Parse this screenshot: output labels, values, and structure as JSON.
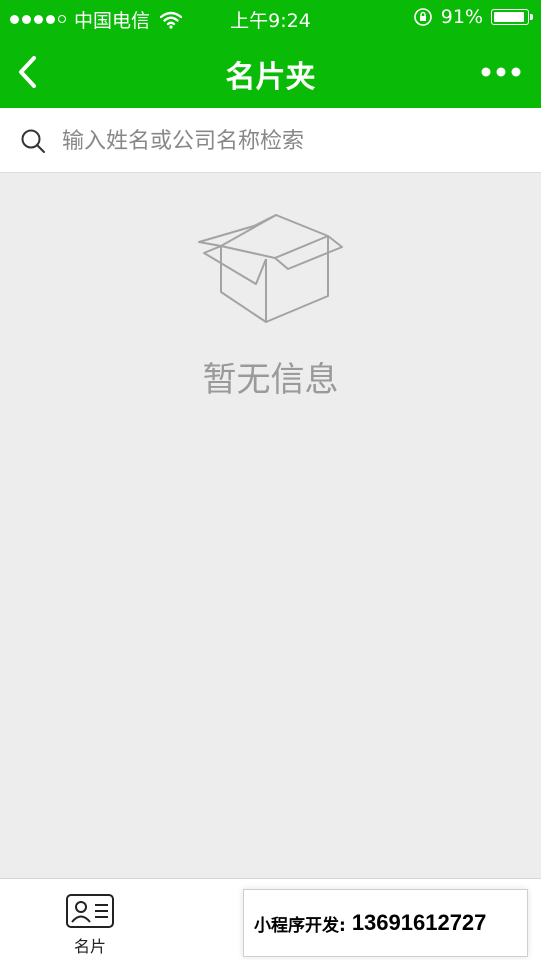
{
  "status_bar": {
    "carrier": "中国电信",
    "time": "上午9:24",
    "battery_percent": "91%",
    "battery_level": 0.91,
    "signal_bars": 4
  },
  "nav": {
    "title": "名片夹"
  },
  "search": {
    "placeholder": "输入姓名或公司名称检索"
  },
  "empty": {
    "text": "暂无信息"
  },
  "tabbar": {
    "items": [
      {
        "label": "名片",
        "icon": "id-card-icon"
      }
    ]
  },
  "promo": {
    "label": "小程序开发:",
    "phone": "13691612727"
  },
  "colors": {
    "accent": "#09bb07",
    "background": "#ededed"
  }
}
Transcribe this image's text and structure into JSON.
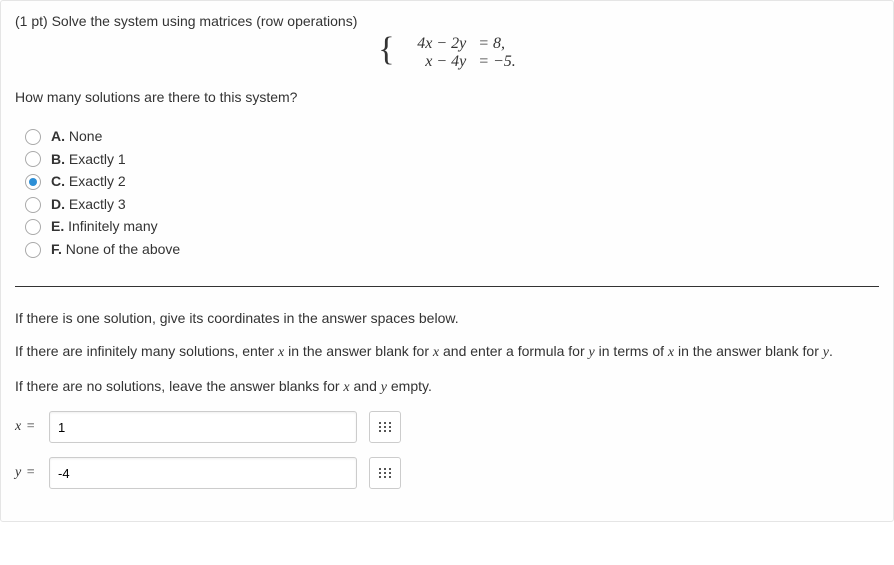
{
  "prompt": "(1 pt) Solve the system using matrices (row operations)",
  "equations": {
    "row1_lhs": "4x − 2y",
    "row1_rhs": "= 8,",
    "row2_lhs": "x − 4y",
    "row2_rhs": "= −5."
  },
  "question": "How many solutions are there to this system?",
  "options": [
    {
      "key": "A.",
      "text": "None",
      "selected": false
    },
    {
      "key": "B.",
      "text": "Exactly 1",
      "selected": false
    },
    {
      "key": "C.",
      "text": "Exactly 2",
      "selected": true
    },
    {
      "key": "D.",
      "text": "Exactly 3",
      "selected": false
    },
    {
      "key": "E.",
      "text": "Infinitely many",
      "selected": false
    },
    {
      "key": "F.",
      "text": "None of the above",
      "selected": false
    }
  ],
  "instructions": {
    "one": "If there is one solution, give its coordinates in the answer spaces below.",
    "inf_pre": "If there are infinitely many solutions, enter ",
    "inf_mid1": " in the answer blank for ",
    "inf_mid2": " and enter a formula for ",
    "inf_mid3": " in terms of ",
    "inf_mid4": " in the answer blank for ",
    "inf_post": ".",
    "none_pre": "If there are no solutions, leave the answer blanks for ",
    "none_and": " and ",
    "none_post": " empty."
  },
  "vars": {
    "x": "x",
    "y": "y"
  },
  "answers": {
    "x_label": "x",
    "x_eq": " =",
    "x_value": "1",
    "y_label": "y",
    "y_eq": " =",
    "y_value": "-4"
  }
}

◆ WRITTEN PROBLEM ◆
Restate each entry word for word, please, but drop any images it holds.

◆ TASK SOLUTION ◆
Parse this screenshot: output labels, values, and structure as JSON.
{
  "status_bar": {
    "carrier": "中国电信",
    "time": "上午9:24",
    "battery_percent": "91%",
    "battery_level": 0.91,
    "signal_bars": 4
  },
  "nav": {
    "title": "名片夹"
  },
  "search": {
    "placeholder": "输入姓名或公司名称检索"
  },
  "empty": {
    "text": "暂无信息"
  },
  "tabbar": {
    "items": [
      {
        "label": "名片",
        "icon": "id-card-icon"
      }
    ]
  },
  "promo": {
    "label": "小程序开发:",
    "phone": "13691612727"
  },
  "colors": {
    "accent": "#09bb07",
    "background": "#ededed"
  }
}
Transcribe this image's text and structure into JSON.
{
  "prompt": "(1 pt) Solve the system using matrices (row operations)",
  "equations": {
    "row1_lhs": "4x − 2y",
    "row1_rhs": "= 8,",
    "row2_lhs": "x − 4y",
    "row2_rhs": "= −5."
  },
  "question": "How many solutions are there to this system?",
  "options": [
    {
      "key": "A.",
      "text": "None",
      "selected": false
    },
    {
      "key": "B.",
      "text": "Exactly 1",
      "selected": false
    },
    {
      "key": "C.",
      "text": "Exactly 2",
      "selected": true
    },
    {
      "key": "D.",
      "text": "Exactly 3",
      "selected": false
    },
    {
      "key": "E.",
      "text": "Infinitely many",
      "selected": false
    },
    {
      "key": "F.",
      "text": "None of the above",
      "selected": false
    }
  ],
  "instructions": {
    "one": "If there is one solution, give its coordinates in the answer spaces below.",
    "inf_pre": "If there are infinitely many solutions, enter ",
    "inf_mid1": " in the answer blank for ",
    "inf_mid2": " and enter a formula for ",
    "inf_mid3": " in terms of ",
    "inf_mid4": " in the answer blank for ",
    "inf_post": ".",
    "none_pre": "If there are no solutions, leave the answer blanks for ",
    "none_and": " and ",
    "none_post": " empty."
  },
  "vars": {
    "x": "x",
    "y": "y"
  },
  "answers": {
    "x_label": "x",
    "x_eq": " =",
    "x_value": "1",
    "y_label": "y",
    "y_eq": " =",
    "y_value": "-4"
  }
}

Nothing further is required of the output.